==== Given records ====

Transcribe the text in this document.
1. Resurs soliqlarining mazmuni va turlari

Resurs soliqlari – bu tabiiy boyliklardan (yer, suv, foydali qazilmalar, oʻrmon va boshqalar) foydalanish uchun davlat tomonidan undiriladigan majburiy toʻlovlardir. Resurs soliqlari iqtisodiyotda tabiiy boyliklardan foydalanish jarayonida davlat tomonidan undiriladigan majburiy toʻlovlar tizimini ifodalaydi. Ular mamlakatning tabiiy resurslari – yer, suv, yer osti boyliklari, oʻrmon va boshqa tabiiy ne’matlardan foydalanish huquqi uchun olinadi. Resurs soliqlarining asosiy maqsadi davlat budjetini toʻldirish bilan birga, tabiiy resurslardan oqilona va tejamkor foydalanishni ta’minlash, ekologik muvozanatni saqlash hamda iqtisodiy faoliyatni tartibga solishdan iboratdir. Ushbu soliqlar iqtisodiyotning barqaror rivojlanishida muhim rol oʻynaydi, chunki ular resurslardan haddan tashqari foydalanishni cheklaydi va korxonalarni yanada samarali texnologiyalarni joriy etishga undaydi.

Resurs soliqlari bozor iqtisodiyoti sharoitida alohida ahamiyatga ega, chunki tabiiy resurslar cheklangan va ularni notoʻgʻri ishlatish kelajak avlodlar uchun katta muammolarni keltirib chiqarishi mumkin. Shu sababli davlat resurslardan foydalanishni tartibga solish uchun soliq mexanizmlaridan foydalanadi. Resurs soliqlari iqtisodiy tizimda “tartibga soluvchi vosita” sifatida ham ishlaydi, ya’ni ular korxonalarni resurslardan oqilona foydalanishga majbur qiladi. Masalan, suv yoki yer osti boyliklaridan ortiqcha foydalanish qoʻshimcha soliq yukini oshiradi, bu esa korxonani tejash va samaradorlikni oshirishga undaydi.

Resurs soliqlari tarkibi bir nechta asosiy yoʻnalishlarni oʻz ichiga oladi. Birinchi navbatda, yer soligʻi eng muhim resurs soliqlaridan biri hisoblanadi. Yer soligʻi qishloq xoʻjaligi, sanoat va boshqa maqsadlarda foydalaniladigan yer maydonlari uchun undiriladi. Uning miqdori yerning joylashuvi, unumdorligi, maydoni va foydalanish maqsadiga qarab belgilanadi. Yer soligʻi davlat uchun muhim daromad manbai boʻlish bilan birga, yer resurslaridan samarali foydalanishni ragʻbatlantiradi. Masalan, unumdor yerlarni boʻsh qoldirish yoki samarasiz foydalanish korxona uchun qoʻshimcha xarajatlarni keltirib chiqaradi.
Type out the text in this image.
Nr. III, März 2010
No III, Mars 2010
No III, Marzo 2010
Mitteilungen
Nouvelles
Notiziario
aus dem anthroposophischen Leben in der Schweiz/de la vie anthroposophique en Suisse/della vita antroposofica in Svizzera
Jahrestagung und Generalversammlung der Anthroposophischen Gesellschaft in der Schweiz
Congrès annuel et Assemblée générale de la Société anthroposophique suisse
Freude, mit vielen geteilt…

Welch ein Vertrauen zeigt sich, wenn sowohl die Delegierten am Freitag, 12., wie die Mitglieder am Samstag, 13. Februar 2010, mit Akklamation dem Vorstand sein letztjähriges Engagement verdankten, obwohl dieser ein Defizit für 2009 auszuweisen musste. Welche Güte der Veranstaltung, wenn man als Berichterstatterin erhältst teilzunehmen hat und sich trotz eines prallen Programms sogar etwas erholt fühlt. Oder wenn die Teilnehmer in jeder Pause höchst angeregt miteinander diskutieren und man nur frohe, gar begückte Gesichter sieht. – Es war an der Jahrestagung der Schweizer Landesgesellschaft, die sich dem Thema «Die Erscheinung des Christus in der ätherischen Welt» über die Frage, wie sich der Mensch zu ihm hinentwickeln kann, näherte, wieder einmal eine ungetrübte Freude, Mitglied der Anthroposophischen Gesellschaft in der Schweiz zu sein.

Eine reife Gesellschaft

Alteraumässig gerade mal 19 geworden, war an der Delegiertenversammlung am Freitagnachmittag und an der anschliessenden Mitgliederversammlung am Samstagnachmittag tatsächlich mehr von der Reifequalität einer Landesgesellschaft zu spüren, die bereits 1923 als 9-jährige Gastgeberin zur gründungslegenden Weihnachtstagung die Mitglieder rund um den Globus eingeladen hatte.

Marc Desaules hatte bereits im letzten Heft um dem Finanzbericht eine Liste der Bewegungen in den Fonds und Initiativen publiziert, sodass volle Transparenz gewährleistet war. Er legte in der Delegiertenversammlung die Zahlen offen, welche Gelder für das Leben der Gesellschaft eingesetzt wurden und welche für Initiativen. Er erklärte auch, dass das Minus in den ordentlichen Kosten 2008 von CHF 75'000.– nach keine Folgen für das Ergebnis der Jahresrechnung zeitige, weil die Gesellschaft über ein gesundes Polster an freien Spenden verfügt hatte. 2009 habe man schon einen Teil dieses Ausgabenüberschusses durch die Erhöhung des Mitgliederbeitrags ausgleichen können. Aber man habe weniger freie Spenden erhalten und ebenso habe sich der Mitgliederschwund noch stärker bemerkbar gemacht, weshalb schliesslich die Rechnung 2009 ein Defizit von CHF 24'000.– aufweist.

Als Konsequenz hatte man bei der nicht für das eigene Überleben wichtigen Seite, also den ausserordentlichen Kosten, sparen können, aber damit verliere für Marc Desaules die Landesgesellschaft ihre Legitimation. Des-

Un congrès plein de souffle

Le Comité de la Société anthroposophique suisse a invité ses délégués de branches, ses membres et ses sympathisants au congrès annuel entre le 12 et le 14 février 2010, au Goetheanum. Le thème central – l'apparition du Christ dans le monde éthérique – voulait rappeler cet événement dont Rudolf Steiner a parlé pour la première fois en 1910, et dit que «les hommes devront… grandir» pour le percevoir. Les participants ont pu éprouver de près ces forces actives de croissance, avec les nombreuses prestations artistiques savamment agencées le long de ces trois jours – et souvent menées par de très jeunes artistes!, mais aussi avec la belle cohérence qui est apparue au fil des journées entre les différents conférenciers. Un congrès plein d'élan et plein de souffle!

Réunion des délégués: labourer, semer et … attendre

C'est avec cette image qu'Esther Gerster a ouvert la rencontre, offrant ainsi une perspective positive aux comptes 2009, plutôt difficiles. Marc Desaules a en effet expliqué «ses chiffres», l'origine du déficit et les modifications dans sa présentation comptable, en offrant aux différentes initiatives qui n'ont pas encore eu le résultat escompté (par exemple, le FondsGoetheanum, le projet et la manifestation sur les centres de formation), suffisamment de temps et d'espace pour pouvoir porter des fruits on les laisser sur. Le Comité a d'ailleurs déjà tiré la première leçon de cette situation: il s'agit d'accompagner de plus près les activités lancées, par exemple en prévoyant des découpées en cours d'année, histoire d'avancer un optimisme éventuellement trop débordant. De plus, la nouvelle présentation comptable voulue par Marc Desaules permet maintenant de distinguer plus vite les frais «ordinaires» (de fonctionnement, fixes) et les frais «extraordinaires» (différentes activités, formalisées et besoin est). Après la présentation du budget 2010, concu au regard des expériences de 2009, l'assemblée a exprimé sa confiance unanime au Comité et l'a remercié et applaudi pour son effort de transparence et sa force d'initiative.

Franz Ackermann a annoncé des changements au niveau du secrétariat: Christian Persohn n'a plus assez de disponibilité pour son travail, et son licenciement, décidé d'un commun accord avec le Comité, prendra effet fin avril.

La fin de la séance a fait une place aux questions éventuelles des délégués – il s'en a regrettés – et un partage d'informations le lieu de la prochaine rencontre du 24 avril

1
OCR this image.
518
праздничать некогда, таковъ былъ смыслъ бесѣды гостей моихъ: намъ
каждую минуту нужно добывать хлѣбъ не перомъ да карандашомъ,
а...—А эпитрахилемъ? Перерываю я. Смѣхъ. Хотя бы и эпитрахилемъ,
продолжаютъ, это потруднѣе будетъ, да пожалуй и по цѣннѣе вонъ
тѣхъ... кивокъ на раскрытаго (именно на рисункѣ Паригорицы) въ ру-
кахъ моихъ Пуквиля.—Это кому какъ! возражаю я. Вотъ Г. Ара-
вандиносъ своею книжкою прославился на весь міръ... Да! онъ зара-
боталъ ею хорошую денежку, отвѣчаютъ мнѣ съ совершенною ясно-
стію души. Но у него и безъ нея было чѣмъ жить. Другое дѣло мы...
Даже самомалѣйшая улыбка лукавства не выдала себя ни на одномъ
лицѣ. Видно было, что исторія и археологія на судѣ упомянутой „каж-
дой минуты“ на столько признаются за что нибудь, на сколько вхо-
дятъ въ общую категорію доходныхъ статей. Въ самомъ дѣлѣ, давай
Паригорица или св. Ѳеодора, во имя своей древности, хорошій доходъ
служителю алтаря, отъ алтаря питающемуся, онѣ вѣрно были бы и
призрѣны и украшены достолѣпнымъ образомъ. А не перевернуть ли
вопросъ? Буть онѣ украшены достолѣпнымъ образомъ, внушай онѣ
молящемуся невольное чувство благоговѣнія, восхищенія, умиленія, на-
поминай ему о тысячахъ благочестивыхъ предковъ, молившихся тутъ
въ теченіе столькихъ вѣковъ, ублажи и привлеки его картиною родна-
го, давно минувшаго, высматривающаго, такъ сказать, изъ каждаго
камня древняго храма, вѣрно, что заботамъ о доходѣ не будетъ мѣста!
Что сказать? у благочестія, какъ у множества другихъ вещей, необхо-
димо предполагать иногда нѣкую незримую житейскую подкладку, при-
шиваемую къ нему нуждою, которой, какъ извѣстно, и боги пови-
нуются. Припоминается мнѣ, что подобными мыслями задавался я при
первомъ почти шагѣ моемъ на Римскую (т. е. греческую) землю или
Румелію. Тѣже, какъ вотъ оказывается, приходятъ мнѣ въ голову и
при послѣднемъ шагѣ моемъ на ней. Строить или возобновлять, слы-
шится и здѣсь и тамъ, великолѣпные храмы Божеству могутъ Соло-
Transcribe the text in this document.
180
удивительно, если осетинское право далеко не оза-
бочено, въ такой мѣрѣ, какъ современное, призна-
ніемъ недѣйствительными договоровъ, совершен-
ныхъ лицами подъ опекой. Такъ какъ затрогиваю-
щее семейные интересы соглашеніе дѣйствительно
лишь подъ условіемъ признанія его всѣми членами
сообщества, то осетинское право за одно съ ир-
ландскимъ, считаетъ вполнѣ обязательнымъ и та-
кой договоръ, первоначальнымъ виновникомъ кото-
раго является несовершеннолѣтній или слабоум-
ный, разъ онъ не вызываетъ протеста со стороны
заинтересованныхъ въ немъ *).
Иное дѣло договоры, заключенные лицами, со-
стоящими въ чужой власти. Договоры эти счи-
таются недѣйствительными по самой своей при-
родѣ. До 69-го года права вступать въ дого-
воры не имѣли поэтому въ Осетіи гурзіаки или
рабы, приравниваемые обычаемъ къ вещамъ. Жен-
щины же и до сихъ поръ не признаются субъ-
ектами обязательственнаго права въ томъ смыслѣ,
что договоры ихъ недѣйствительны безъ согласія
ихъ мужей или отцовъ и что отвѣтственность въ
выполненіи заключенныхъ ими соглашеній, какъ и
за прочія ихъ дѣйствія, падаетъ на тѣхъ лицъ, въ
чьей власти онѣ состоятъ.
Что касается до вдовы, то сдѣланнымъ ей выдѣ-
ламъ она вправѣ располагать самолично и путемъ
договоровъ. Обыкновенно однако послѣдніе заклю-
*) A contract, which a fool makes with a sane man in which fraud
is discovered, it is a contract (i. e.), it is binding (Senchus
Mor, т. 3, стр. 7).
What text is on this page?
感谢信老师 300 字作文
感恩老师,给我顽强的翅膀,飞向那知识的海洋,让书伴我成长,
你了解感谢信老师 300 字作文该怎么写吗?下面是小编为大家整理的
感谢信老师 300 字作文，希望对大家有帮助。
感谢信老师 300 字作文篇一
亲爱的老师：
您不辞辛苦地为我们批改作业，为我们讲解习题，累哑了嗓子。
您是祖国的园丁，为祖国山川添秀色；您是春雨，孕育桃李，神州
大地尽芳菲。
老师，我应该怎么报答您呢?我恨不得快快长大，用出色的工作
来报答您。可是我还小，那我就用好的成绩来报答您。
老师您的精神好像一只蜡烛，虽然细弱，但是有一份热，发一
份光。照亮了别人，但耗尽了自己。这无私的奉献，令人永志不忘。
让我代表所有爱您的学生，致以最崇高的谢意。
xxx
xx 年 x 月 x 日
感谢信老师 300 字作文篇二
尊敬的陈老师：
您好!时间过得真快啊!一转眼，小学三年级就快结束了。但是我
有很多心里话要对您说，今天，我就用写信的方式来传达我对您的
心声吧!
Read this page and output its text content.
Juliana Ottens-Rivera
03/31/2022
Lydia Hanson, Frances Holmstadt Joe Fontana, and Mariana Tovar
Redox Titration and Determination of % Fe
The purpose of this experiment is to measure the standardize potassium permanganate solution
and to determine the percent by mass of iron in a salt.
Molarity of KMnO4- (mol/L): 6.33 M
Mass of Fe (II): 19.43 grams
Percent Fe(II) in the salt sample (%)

====

Directive. Exactly and only the lines from the line containing "Read this page and output its text content." through the last line of the entries should be copied, both ends included.

Output below.
Read this page and output its text content.
Juliana Ottens-Rivera
03/31/2022
Lydia Hanson, Frances Holmstadt Joe Fontana, and Mariana Tovar
Redox Titration and Determination of % Fe
The purpose of this experiment is to measure the standardize potassium permanganate solution
and to determine the percent by mass of iron in a salt.
Molarity of KMnO4- (mol/L): 6.33 M
Mass of Fe (II): 19.43 grams
Percent Fe(II) in the salt sample (%)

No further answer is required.